Exercise instructions:
Track down each line that has the word "Pertanian" and copy it.

Data shown:
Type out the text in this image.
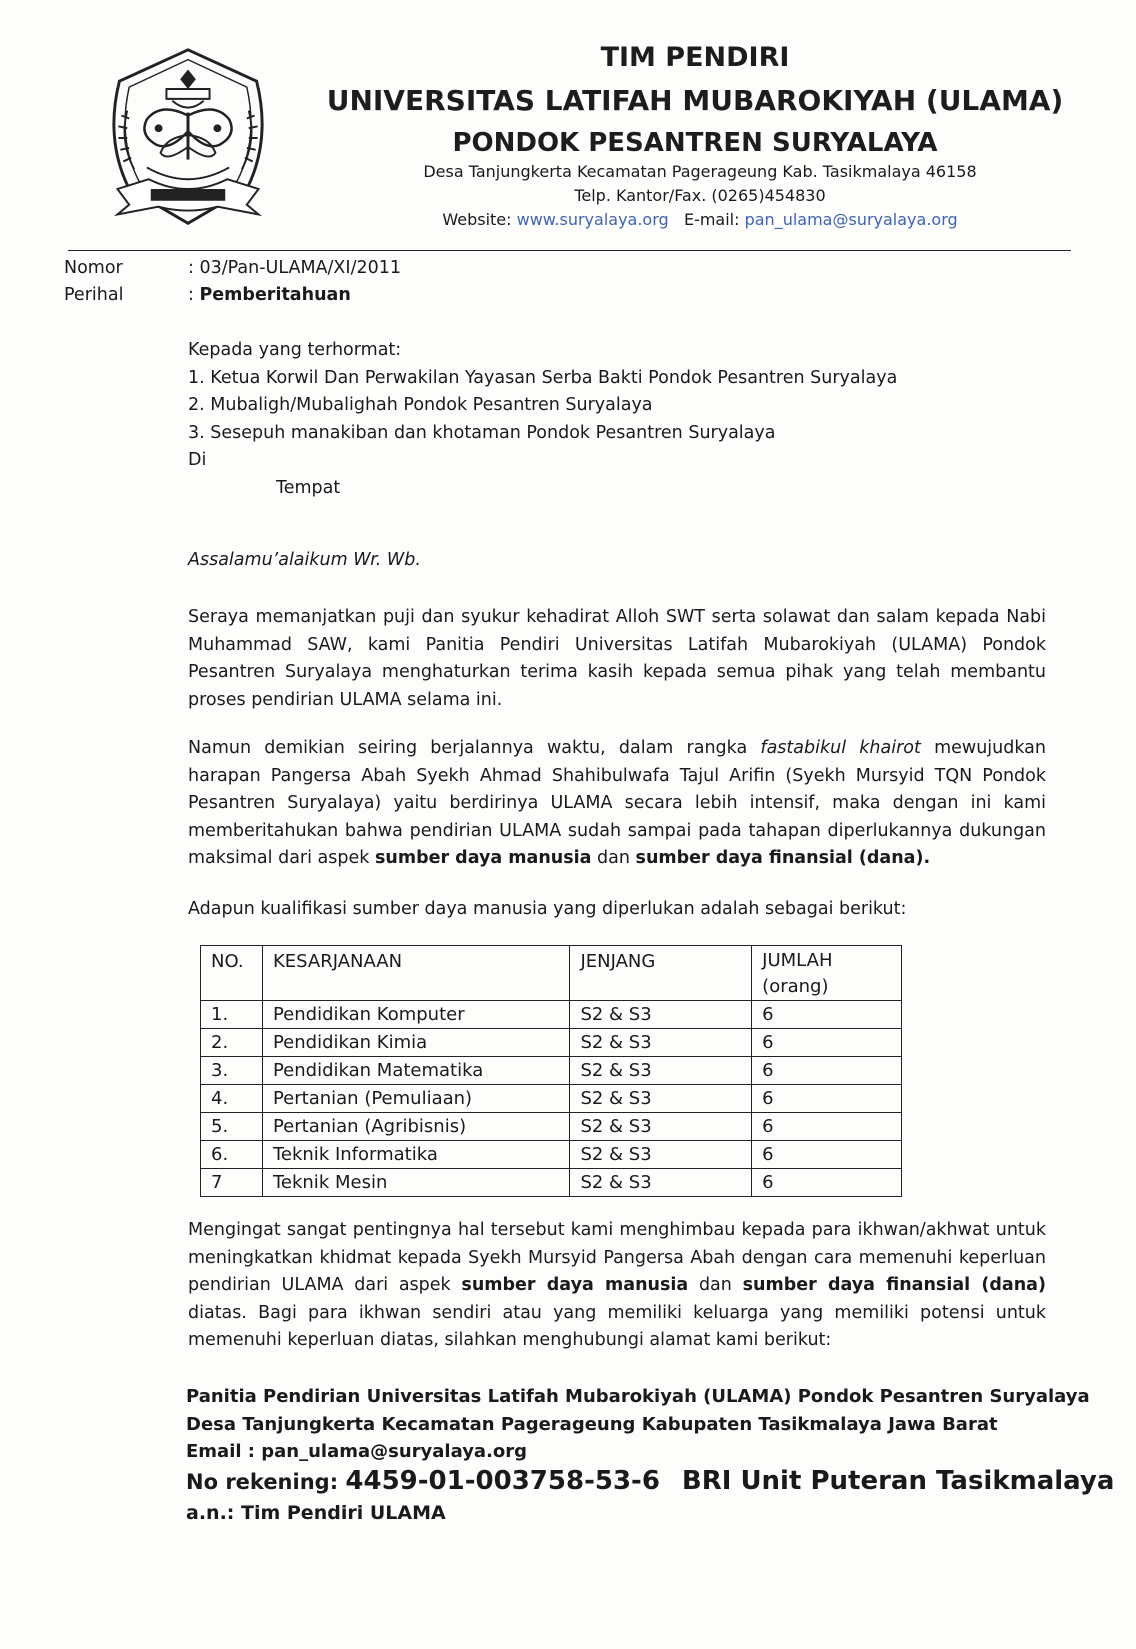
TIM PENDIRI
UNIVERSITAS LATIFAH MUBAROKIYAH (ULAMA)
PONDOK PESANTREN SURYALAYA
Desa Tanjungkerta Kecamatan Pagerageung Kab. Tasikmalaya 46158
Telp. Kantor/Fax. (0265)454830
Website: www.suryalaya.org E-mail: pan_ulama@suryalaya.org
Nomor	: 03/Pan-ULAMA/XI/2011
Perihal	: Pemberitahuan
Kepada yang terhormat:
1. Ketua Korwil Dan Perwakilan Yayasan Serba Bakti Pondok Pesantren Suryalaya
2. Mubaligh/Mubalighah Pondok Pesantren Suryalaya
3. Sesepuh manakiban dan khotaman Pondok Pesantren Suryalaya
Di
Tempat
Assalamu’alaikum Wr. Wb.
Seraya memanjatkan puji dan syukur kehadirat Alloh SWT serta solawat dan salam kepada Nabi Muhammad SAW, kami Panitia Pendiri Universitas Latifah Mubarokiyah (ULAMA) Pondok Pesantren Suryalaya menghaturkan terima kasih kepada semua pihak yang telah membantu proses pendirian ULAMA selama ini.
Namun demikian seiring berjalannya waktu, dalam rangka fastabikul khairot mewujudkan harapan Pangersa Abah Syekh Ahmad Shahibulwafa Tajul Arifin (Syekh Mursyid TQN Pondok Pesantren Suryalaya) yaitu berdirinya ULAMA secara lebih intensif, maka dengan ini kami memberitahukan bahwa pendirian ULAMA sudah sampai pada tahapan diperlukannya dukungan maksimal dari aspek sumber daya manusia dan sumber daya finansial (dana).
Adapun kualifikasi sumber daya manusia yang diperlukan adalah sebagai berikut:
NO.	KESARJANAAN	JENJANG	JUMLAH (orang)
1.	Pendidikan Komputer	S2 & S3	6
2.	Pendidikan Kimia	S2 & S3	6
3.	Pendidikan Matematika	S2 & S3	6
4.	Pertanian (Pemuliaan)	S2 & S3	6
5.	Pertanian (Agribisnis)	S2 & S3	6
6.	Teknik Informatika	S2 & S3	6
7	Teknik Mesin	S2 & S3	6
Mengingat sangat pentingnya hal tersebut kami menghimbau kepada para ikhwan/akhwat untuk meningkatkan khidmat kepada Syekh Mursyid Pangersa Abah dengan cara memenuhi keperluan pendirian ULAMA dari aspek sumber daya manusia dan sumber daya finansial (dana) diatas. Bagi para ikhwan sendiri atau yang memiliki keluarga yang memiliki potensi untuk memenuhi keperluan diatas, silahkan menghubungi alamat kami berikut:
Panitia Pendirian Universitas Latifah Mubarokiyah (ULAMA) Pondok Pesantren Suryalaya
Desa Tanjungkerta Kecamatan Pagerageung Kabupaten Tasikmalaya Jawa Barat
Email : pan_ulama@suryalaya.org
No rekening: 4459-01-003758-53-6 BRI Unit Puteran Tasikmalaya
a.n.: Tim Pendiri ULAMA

Complete response:
4.	Pertanian (Pemuliaan)	S2 & S3	6
5.	Pertanian (Agribisnis)	S2 & S3	6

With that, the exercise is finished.